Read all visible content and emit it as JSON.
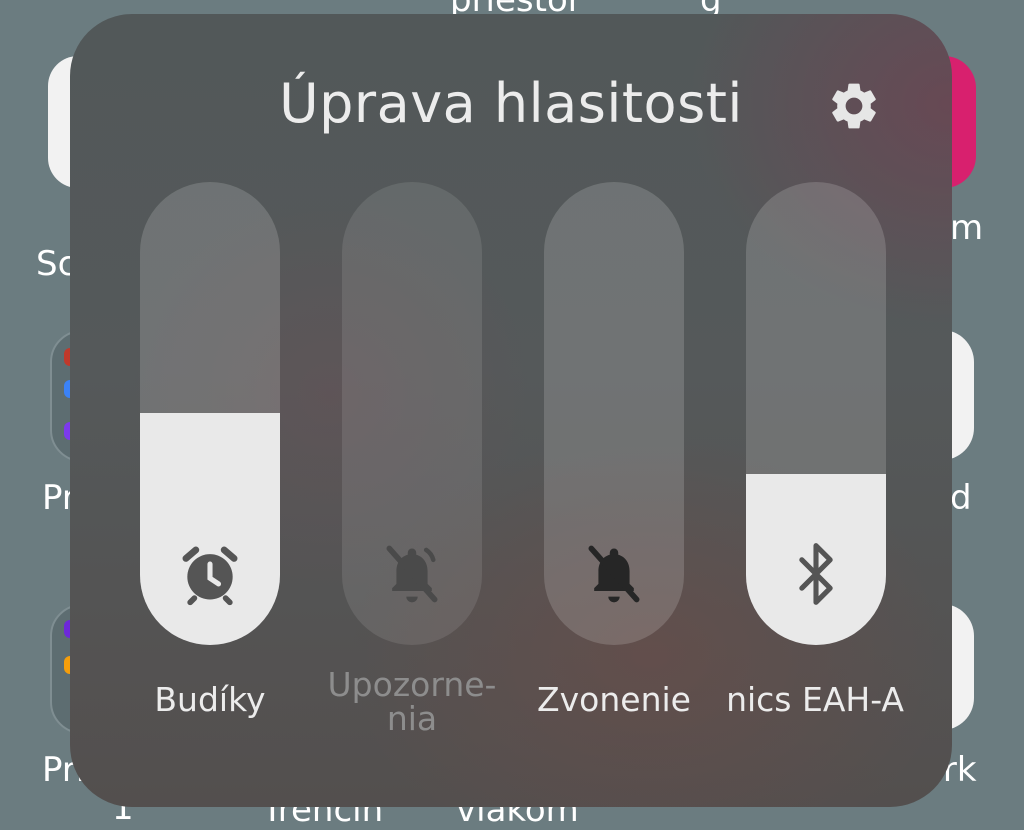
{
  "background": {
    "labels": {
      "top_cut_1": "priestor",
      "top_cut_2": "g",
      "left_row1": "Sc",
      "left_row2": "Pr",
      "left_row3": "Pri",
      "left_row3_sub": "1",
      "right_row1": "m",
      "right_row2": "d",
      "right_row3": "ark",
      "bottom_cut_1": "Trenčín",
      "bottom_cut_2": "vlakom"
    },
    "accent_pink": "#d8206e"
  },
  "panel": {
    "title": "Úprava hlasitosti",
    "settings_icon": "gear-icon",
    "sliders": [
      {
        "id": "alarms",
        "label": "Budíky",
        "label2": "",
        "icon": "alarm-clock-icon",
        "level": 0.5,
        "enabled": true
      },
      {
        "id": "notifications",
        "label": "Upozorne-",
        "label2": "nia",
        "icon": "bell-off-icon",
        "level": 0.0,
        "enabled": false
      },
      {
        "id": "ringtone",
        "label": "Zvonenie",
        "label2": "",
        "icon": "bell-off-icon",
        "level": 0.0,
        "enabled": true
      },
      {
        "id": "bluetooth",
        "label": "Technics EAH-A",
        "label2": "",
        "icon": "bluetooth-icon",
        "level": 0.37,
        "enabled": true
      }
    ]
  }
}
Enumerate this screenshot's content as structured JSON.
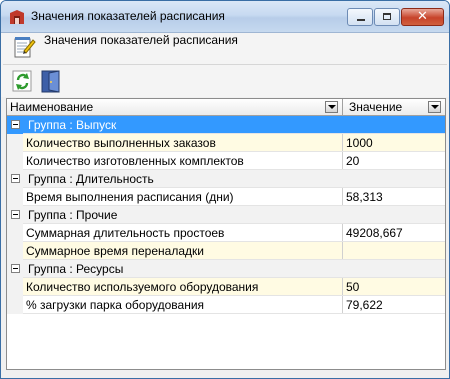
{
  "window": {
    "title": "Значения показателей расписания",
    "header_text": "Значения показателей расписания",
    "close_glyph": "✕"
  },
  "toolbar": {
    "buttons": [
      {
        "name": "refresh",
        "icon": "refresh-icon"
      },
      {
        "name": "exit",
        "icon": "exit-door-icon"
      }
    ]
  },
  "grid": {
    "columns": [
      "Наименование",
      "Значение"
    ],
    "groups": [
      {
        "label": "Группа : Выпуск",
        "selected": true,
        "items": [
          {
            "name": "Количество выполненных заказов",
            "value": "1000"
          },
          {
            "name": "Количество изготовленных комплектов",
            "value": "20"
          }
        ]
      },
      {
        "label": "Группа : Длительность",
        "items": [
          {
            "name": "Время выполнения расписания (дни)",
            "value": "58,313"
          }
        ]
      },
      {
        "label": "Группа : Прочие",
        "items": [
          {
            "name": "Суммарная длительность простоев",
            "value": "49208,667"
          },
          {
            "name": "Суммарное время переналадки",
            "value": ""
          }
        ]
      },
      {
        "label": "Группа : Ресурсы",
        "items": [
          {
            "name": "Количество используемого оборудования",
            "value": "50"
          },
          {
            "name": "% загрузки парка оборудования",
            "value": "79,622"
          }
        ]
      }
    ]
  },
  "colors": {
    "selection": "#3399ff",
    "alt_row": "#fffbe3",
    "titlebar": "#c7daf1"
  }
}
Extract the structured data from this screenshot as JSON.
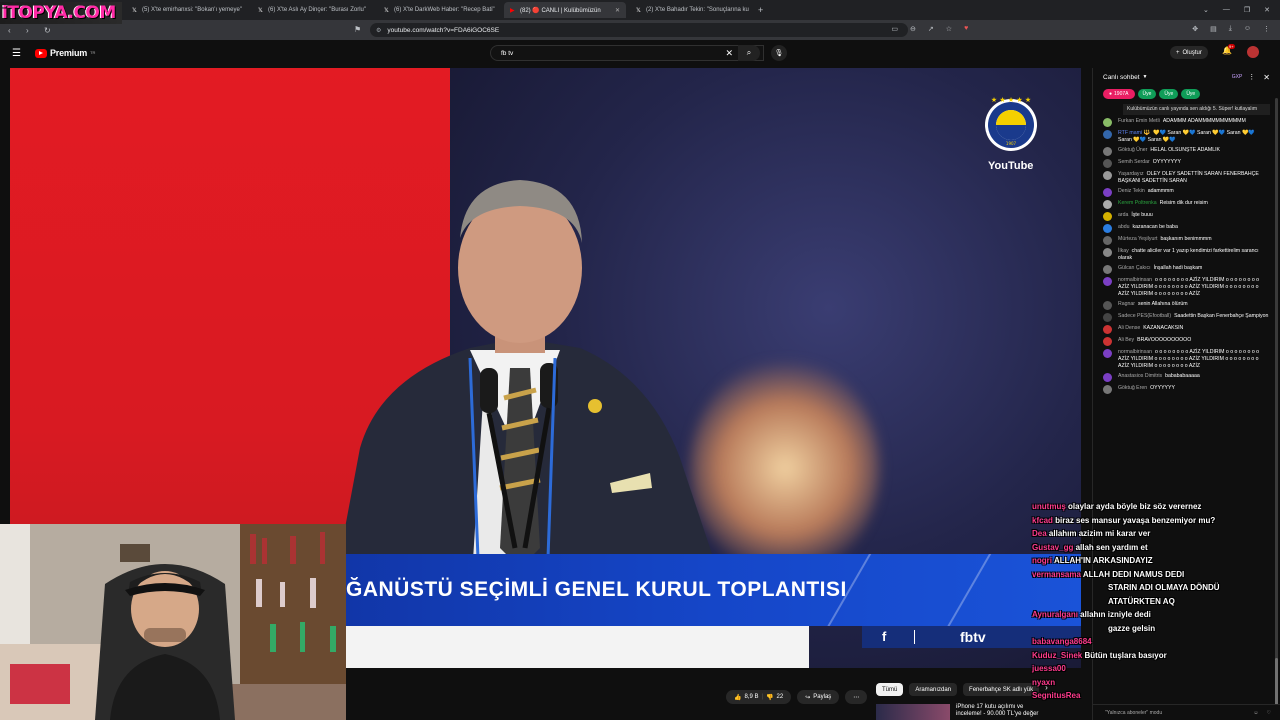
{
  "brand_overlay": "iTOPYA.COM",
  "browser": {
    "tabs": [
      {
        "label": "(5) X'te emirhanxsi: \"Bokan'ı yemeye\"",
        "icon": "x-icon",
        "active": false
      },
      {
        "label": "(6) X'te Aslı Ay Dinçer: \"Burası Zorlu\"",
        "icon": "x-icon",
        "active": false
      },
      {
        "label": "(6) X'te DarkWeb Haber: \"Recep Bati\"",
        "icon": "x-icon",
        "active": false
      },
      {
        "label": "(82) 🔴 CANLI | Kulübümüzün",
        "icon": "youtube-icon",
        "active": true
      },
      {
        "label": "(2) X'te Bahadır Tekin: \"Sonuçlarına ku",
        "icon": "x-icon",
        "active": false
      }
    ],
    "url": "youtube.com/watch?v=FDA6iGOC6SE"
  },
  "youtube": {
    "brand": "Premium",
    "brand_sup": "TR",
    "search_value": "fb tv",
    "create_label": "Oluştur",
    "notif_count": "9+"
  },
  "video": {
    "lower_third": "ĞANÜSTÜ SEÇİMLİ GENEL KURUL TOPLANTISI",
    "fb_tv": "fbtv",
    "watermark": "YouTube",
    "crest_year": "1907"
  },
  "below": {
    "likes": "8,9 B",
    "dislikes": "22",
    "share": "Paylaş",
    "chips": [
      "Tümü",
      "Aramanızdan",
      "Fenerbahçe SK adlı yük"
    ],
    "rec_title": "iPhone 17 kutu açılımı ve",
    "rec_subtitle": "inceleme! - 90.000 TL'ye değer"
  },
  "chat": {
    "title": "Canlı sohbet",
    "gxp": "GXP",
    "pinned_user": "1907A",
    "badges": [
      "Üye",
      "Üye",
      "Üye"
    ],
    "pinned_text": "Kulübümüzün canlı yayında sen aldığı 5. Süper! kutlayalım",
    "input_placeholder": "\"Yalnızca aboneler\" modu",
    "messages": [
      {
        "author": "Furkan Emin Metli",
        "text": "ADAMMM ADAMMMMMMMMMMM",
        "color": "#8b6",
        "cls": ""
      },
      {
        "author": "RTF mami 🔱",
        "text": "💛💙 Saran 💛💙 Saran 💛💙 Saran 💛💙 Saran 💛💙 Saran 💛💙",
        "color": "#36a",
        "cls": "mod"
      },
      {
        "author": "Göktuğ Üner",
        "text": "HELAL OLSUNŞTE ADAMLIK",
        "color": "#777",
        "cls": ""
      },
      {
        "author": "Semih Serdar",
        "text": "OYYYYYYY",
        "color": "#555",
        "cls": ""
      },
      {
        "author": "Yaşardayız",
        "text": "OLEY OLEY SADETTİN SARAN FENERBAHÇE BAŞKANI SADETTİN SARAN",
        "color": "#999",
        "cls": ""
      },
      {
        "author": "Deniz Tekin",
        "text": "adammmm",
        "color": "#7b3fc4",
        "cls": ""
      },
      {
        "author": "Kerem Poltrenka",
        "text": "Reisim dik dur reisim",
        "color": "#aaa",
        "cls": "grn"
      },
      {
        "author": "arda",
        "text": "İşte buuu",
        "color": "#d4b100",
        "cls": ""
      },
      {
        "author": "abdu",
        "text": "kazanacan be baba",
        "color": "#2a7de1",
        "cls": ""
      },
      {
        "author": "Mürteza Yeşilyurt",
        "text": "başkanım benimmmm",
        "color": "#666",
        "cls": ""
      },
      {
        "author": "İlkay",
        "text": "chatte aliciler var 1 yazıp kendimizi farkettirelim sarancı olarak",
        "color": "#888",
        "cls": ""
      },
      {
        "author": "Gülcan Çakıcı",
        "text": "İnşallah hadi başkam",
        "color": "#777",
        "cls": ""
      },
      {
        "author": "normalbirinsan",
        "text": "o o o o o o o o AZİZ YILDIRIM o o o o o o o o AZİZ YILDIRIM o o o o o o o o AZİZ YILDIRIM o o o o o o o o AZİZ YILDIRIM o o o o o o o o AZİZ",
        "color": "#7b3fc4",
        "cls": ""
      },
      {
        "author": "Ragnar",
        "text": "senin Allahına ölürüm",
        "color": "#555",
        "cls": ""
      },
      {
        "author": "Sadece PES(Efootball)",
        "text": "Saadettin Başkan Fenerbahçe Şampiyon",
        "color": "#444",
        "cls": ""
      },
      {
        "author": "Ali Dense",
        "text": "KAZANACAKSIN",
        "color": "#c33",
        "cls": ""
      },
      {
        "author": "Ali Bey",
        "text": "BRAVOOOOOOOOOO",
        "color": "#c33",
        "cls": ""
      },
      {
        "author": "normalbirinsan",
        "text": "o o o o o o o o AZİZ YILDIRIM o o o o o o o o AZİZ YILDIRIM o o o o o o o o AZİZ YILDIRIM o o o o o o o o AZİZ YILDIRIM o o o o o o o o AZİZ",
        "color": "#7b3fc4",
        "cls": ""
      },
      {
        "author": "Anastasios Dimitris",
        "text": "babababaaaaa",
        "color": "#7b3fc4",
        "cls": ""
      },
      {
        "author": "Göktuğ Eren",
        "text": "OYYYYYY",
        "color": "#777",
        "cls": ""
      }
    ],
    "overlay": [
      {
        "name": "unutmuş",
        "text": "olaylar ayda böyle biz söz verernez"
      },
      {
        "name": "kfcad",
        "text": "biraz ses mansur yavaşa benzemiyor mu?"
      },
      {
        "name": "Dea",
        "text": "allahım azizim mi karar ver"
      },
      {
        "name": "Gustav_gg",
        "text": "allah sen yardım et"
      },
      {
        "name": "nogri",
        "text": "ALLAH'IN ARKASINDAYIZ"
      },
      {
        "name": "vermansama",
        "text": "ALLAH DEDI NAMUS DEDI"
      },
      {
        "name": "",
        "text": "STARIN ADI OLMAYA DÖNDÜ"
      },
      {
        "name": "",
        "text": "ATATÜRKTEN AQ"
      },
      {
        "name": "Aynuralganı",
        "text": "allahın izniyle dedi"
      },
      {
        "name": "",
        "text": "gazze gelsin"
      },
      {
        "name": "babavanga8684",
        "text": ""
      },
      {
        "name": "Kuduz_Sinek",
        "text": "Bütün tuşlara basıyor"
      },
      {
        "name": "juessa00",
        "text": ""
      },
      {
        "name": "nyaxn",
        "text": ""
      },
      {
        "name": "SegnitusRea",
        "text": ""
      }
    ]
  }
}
--- --- ---
◆ **Stated exercise**
Return only the number of lines in the data above that include the word "Количество".

◆ **Response for this exercise**
3